• _Excerpted data_
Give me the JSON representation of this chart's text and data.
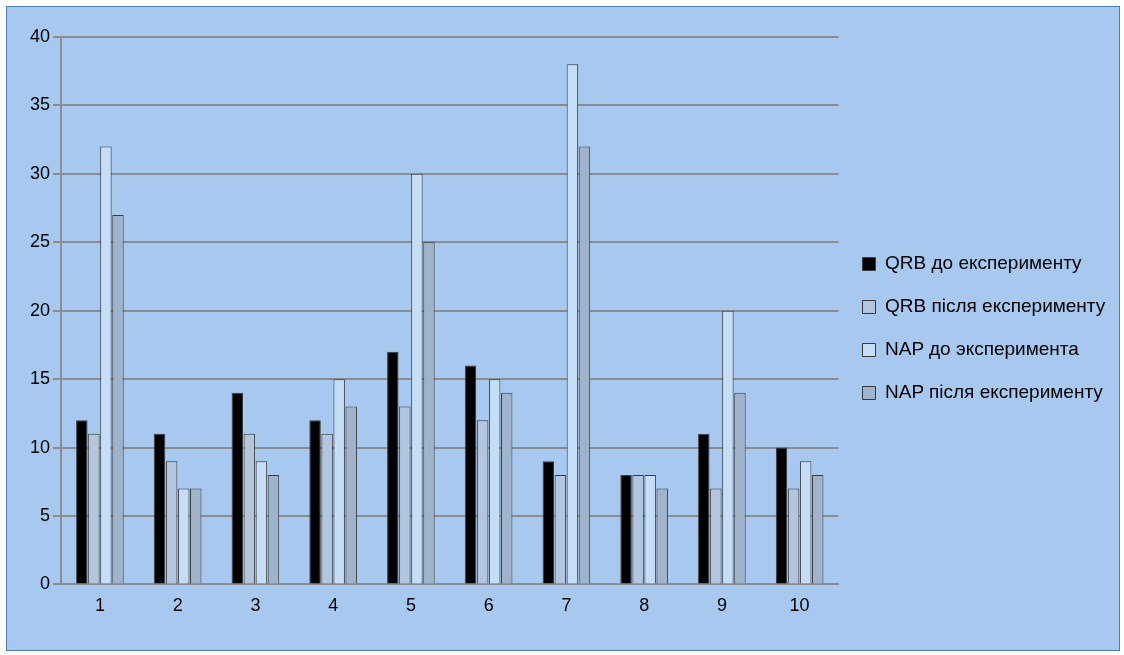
{
  "chart_data": {
    "type": "bar",
    "categories": [
      "1",
      "2",
      "3",
      "4",
      "5",
      "6",
      "7",
      "8",
      "9",
      "10"
    ],
    "series": [
      {
        "name": "QRB до експерименту",
        "color": "#000000",
        "values": [
          12,
          11,
          14,
          12,
          17,
          16,
          9,
          8,
          11,
          10
        ]
      },
      {
        "name": "QRB після експерименту",
        "color": "#b2c6de",
        "values": [
          11,
          9,
          11,
          11,
          13,
          12,
          8,
          8,
          7,
          7
        ]
      },
      {
        "name": "NAP до эксперимента",
        "color": "#c6ddf6",
        "values": [
          32,
          7,
          9,
          15,
          30,
          15,
          38,
          8,
          20,
          9
        ]
      },
      {
        "name": "NAP після експерименту",
        "color": "#9fb3cb",
        "values": [
          27,
          7,
          8,
          13,
          25,
          14,
          32,
          7,
          14,
          8
        ]
      }
    ],
    "ylim": [
      0,
      40
    ],
    "yticks": [
      0,
      5,
      10,
      15,
      20,
      25,
      30,
      35,
      40
    ],
    "grid": "y",
    "legend": "right"
  }
}
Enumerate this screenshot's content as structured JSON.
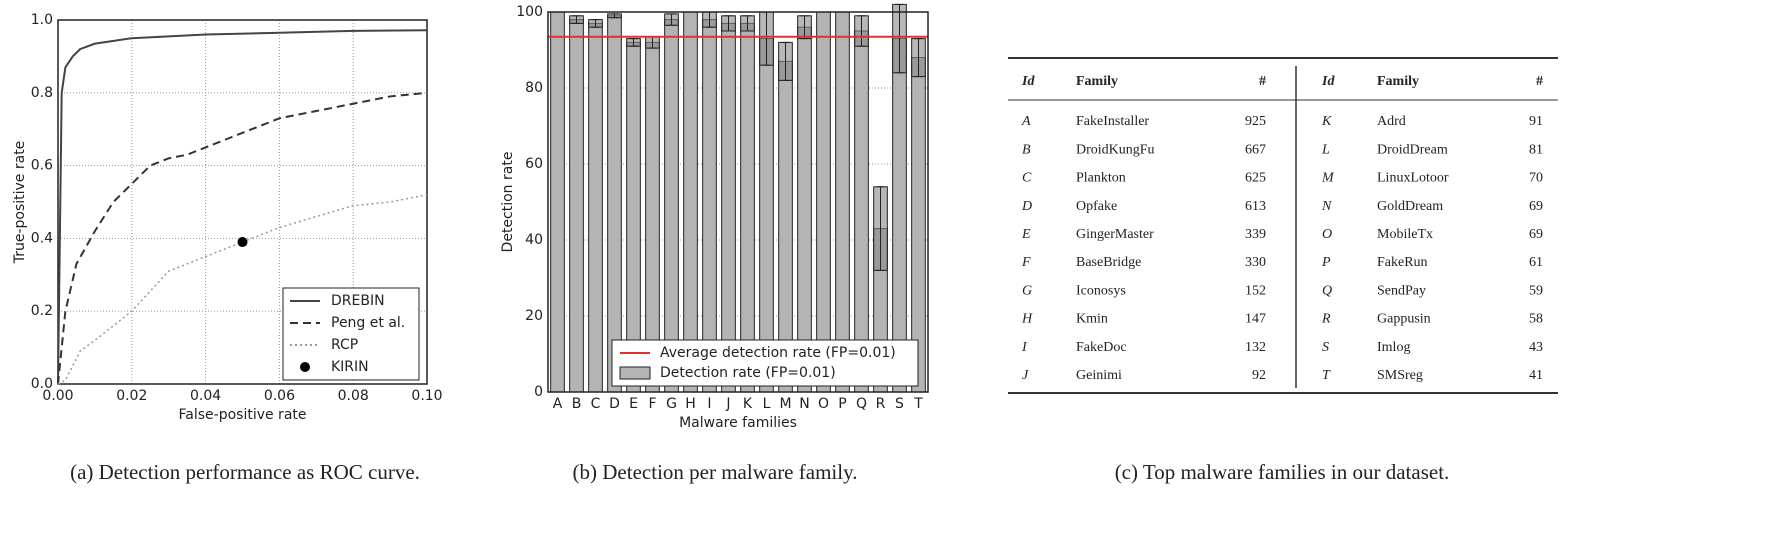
{
  "chart_data": [
    {
      "type": "line",
      "x_label": "False-positive rate",
      "y_label": "True-positive rate",
      "xlim": [
        0,
        0.1
      ],
      "ylim": [
        0,
        1
      ],
      "xticks": [
        {
          "value": 0,
          "label": "0.00"
        },
        {
          "value": 0.02,
          "label": "0.02"
        },
        {
          "value": 0.04,
          "label": "0.04"
        },
        {
          "value": 0.06,
          "label": "0.06"
        },
        {
          "value": 0.08,
          "label": "0.08"
        },
        {
          "value": 0.1,
          "label": "0.10"
        }
      ],
      "yticks": [
        {
          "value": 0,
          "label": "0.0"
        },
        {
          "value": 0.2,
          "label": "0.2"
        },
        {
          "value": 0.4,
          "label": "0.4"
        },
        {
          "value": 0.6,
          "label": "0.6"
        },
        {
          "value": 0.8,
          "label": "0.8"
        },
        {
          "value": 1,
          "label": "1.0"
        }
      ],
      "grid": true,
      "legend": "lower right",
      "series": [
        {
          "name": "DREBIN",
          "style": "solid",
          "color": "#444444",
          "x": [
            0,
            0.001,
            0.002,
            0.004,
            0.006,
            0.01,
            0.02,
            0.04,
            0.06,
            0.08,
            0.1
          ],
          "values": [
            0,
            0.8,
            0.87,
            0.9,
            0.92,
            0.935,
            0.95,
            0.96,
            0.965,
            0.97,
            0.972
          ]
        },
        {
          "name": "Peng et al.",
          "style": "dashed",
          "color": "#333333",
          "x": [
            0,
            0.002,
            0.005,
            0.01,
            0.015,
            0.02,
            0.025,
            0.03,
            0.035,
            0.04,
            0.05,
            0.06,
            0.07,
            0.08,
            0.09,
            0.1
          ],
          "values": [
            0,
            0.2,
            0.33,
            0.42,
            0.5,
            0.55,
            0.6,
            0.62,
            0.63,
            0.65,
            0.69,
            0.73,
            0.75,
            0.77,
            0.79,
            0.8
          ]
        },
        {
          "name": "RCP",
          "style": "dotted",
          "color": "#999999",
          "x": [
            0,
            0.002,
            0.004,
            0.006,
            0.01,
            0.02,
            0.03,
            0.04,
            0.05,
            0.06,
            0.07,
            0.08,
            0.09,
            0.1
          ],
          "values": [
            0,
            0.01,
            0.05,
            0.09,
            0.12,
            0.2,
            0.31,
            0.35,
            0.39,
            0.43,
            0.46,
            0.49,
            0.5,
            0.52
          ]
        },
        {
          "name": "KIRIN",
          "style": "marker",
          "color": "#000000",
          "x": [
            0.05
          ],
          "values": [
            0.39
          ]
        }
      ]
    },
    {
      "type": "bar",
      "x_label": "Malware families",
      "y_label": "Detection rate",
      "ylim": [
        0,
        100
      ],
      "yticks": [
        0,
        20,
        40,
        60,
        80,
        100
      ],
      "grid": true,
      "legend": "lower right",
      "categories": [
        "A",
        "B",
        "C",
        "D",
        "E",
        "F",
        "G",
        "H",
        "I",
        "J",
        "K",
        "L",
        "M",
        "N",
        "O",
        "P",
        "Q",
        "R",
        "S",
        "T"
      ],
      "reference_line": {
        "name": "Average detection rate (FP=0.01)",
        "value": 93.5,
        "color": "#e03030"
      },
      "series": [
        {
          "name": "Detection rate (FP=0.01)",
          "color": "#b4b4b4",
          "values": [
            100,
            98,
            97,
            99,
            92,
            92,
            98,
            100,
            98,
            97,
            97,
            93,
            87,
            96,
            100,
            100,
            95,
            43,
            93,
            88
          ],
          "errors": [
            0,
            1,
            1,
            0.5,
            1,
            1.5,
            1.5,
            0,
            2,
            2,
            2,
            7,
            5,
            3,
            0,
            0,
            4,
            11,
            9,
            5
          ]
        }
      ]
    }
  ],
  "table": {
    "headers": [
      "Id",
      "Family",
      "#",
      "Id",
      "Family",
      "#"
    ],
    "rows": [
      [
        "A",
        "FakeInstaller",
        925,
        "K",
        "Adrd",
        91
      ],
      [
        "B",
        "DroidKungFu",
        667,
        "L",
        "DroidDream",
        81
      ],
      [
        "C",
        "Plankton",
        625,
        "M",
        "LinuxLotoor",
        70
      ],
      [
        "D",
        "Opfake",
        613,
        "N",
        "GoldDream",
        69
      ],
      [
        "E",
        "GingerMaster",
        339,
        "O",
        "MobileTx",
        69
      ],
      [
        "F",
        "BaseBridge",
        330,
        "P",
        "FakeRun",
        61
      ],
      [
        "G",
        "Iconosys",
        152,
        "Q",
        "SendPay",
        59
      ],
      [
        "H",
        "Kmin",
        147,
        "R",
        "Gappusin",
        58
      ],
      [
        "I",
        "FakeDoc",
        132,
        "S",
        "Imlog",
        43
      ],
      [
        "J",
        "Geinimi",
        92,
        "T",
        "SMSreg",
        41
      ]
    ]
  },
  "captions": [
    "(a) Detection performance as ROC curve.",
    "(b) Detection per malware family.",
    "(c) Top malware families in our dataset."
  ]
}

• _Work instructions_
Using the listing above, gather each line that holds the string "this" and copy it.

• _Reply_
Give me the JSON representation of this chart's text and data.
Enumerate this screenshot's content as structured JSON.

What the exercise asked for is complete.